**Document text**
┌──
The main questions of interest in this study are how RL performance develops from early adolescence to young adulthood and how it is related to flexible reactions. We also ask how these flexible reactions differ between age groups, i.e., between early-adolescents (10 to 13 years), mid-adolescents (14 to 17 years) and young adults (18 to 22 years). Furthermore, we explore the relation of working memory capacity and the motivation to engage in effortful cognitive processes to RL performance. We preregistered further hypotheses focusing on probabilistic learning, the role of valence and contextual information on performance, and the stability of responses. These questions are beyond the scope of this article and will be considered in a later publication (see the public preregistration on the OSF repository: https://osf.io/ep5ua).

The hypotheses that we investigate here are the following: In line with the majority of findings on RL during development, we expect older participants to learn reversed stimulus-outcome associations better (H1a) and faster than younger participants (H1b). According to the studies on the role of negative feedback, this RL performance is hypothesised to be generally higher in participants that react flexibly to negative instrumental feedback (H2a). Nevertheless, we expect that the mid-adolescents’ openness to a behavioural change after negative feedback may override the learned prediction of the correct response, hindering RL instead of facilitating it. Therefore, the association between RL performance and flexible responses is expected to be positive in adults and early-adolescents, but non-existent or negative in mid-adolescents (H2b). Based on a study that investigated reactions to negative instrumental feedback in adolescents27 we expect that flexible reactions are higher in mid-adolescents compared to early-adolescents and adults, following an inverted-U trajectory (H3a). Additionally, we hypothesised adults to optimise their response strategy more successfully than adolescents, i.e., adults should decrease their flexible reactions throughout the experiment as a sign of strategy adaptation, while early- and mid-adolescents should not (H3b). Finally, going further into the factors underlying successful RL, we expected working memory capacity and the motivation to engage in an effortful cognitive process to be both positively associated with RL performance (H4a), that motivation is more crucial for younger than older participants, so that the effect of motivation decreases with age (H4b), and working memory and motivation to interact in their effect on RL (H4c). In addition, we explored whether there are sex differences for these outcomes.
└──
**Stated goal 1**
Based on the passage on reinforcement learning across adolescence, decide whether each statement agrees with it: (a) early-adolescents are those aged 10 to 13 years; (b) flexible reactions are expected to be lowest in mid-adolescents; (c) the effect of motivation on RL performance is expected to grow with age. Answer yes or no for each, and quote the words from the passage that decide it.
**Stated goal 2**
Write what comes next in the passage on reinforcement learning across adolescence, picking up right after its final sentence.
The records that follow the passage are separate material and have no connection to it.

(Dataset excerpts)
┌──
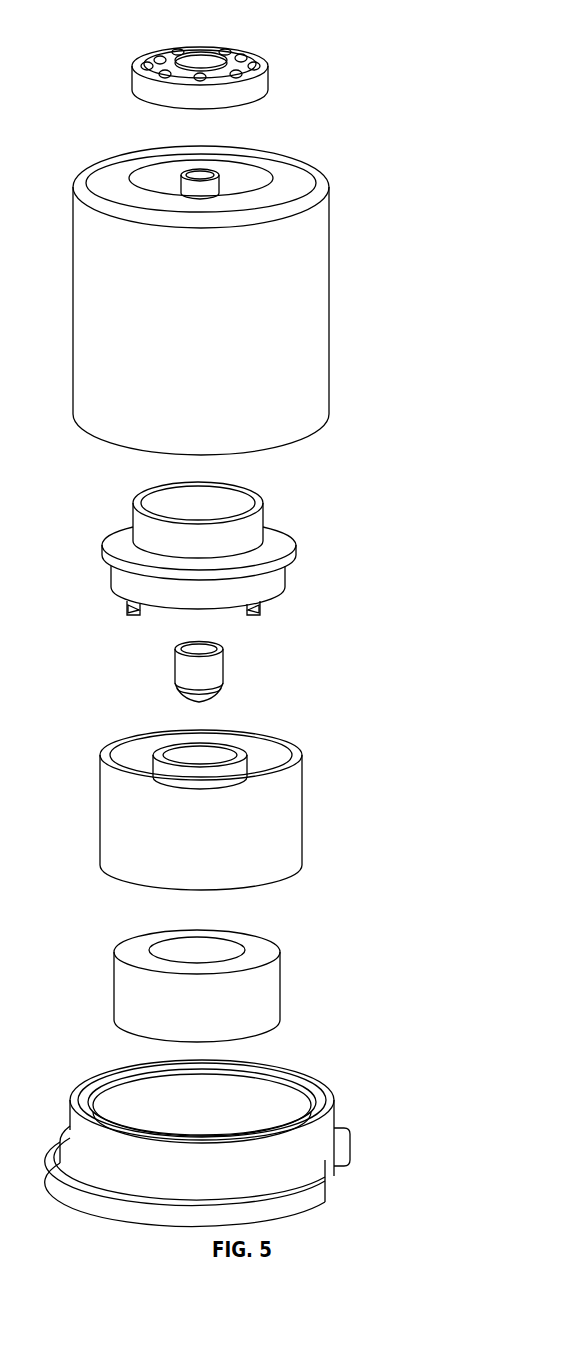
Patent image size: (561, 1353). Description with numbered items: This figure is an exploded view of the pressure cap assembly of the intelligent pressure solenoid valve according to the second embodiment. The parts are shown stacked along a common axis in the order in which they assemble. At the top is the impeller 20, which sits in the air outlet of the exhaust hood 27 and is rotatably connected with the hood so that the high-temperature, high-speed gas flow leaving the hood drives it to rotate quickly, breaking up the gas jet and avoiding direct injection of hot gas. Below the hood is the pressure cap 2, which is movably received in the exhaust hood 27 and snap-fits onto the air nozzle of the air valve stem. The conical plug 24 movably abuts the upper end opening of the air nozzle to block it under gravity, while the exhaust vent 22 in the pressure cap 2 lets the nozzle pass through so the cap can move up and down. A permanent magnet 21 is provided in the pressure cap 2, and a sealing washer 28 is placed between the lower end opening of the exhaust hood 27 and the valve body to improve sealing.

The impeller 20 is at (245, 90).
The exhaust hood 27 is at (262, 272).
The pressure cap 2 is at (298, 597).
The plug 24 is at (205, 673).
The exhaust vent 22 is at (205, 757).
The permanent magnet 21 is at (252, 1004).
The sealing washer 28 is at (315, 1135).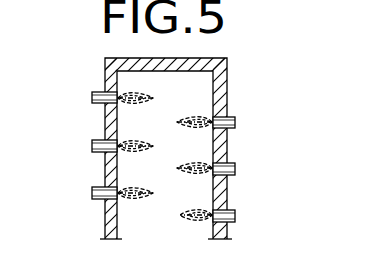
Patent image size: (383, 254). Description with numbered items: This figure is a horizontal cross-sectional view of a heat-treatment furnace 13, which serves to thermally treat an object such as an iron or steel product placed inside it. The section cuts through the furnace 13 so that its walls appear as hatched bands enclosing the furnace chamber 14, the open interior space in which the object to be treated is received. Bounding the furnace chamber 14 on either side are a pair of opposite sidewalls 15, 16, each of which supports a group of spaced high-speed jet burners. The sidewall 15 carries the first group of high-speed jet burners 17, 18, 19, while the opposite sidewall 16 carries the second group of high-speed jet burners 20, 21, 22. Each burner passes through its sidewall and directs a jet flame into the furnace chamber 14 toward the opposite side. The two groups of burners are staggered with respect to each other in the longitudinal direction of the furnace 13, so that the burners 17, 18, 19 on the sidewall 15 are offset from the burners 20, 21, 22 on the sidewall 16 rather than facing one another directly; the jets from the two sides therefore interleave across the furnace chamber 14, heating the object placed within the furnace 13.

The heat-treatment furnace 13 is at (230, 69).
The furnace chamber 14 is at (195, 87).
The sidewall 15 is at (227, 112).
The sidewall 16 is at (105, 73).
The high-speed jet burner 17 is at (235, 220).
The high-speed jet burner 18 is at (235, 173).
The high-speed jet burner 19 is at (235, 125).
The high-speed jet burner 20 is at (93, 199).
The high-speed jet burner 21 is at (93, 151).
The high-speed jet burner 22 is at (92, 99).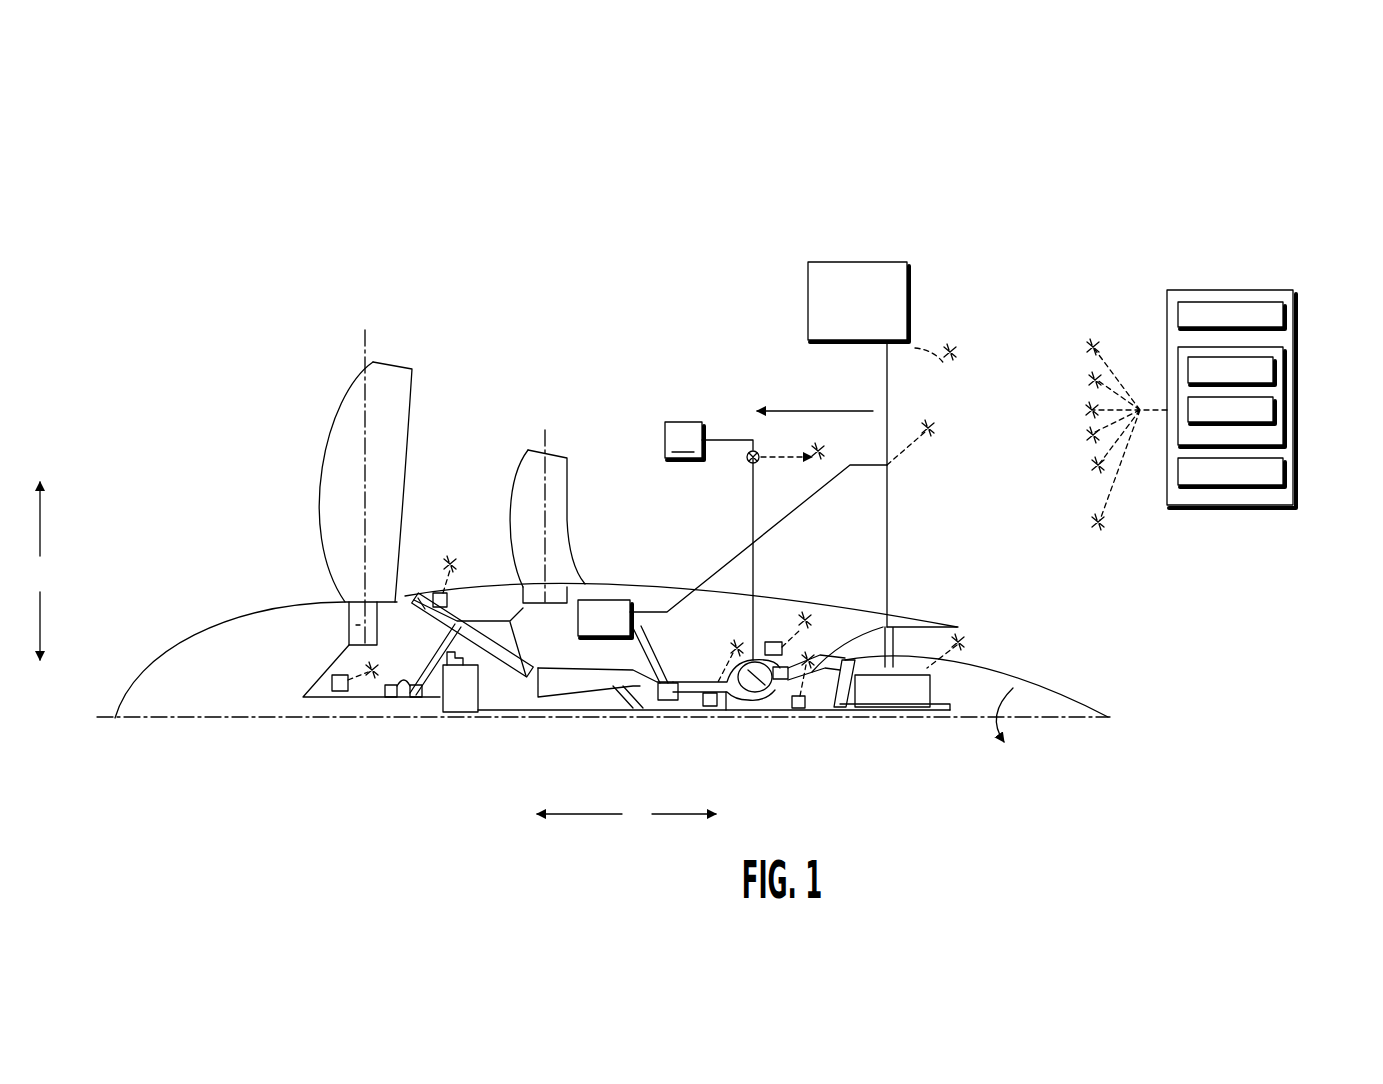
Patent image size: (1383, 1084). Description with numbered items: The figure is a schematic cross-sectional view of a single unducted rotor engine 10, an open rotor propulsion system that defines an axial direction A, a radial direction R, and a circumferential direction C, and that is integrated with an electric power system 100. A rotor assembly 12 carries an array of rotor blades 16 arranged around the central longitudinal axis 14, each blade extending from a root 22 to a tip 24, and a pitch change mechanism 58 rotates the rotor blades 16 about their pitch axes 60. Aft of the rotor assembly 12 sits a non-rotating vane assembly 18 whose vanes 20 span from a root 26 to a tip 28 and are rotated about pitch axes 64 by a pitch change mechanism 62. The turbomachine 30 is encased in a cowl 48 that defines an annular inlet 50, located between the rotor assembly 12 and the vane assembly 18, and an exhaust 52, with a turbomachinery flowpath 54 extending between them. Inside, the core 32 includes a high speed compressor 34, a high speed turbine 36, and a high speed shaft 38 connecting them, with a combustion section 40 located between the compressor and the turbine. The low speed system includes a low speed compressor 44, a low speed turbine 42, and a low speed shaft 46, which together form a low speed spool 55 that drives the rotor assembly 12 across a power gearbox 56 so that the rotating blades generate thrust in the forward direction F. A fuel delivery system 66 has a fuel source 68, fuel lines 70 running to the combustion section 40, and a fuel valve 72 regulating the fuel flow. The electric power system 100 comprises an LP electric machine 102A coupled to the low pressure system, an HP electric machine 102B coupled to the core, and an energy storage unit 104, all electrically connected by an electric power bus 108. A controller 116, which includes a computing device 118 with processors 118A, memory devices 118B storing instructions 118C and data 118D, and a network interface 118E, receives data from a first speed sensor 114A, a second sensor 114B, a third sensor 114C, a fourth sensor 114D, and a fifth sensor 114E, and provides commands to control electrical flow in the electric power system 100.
└──
**Exercise result 1**
(a) Yes: "early-adolescents (10 to 13 years)"
(b) No: "flexible reactions are higher in mid-adolescents compared to early-adolescents and adults"
(c) No: "the effect of motivation decreases with age"

**Exercise result 2**
Results

In our analysis, we first considered the necessary precursor for reversal learning, namely that the initial stimulus-outcome associations are learned, before they can be reversed. After confirming this, we examined the relation between age and RL (H1a, H1b) as well as the association between puberty scores and reversal learning. Third, we investigated the link between flexible reactions and RL (H2a). Fourth, we assessed age group differences in these flexible reactions and their change during the experiment (H2b, H3a, H3b). Lastly, we explored the effects of motivation and cognitive capacity on performance in our paradigm (H4a-c). Here, we report the statistics without outliers removed. However, the supplementary analysis includes corrections for data points that yield a strong influence on the regression, which were excluded if their Cook’s D was above one. This additional caution did have only a minor impact on the results.

Did Participants Learn the Initial Associations?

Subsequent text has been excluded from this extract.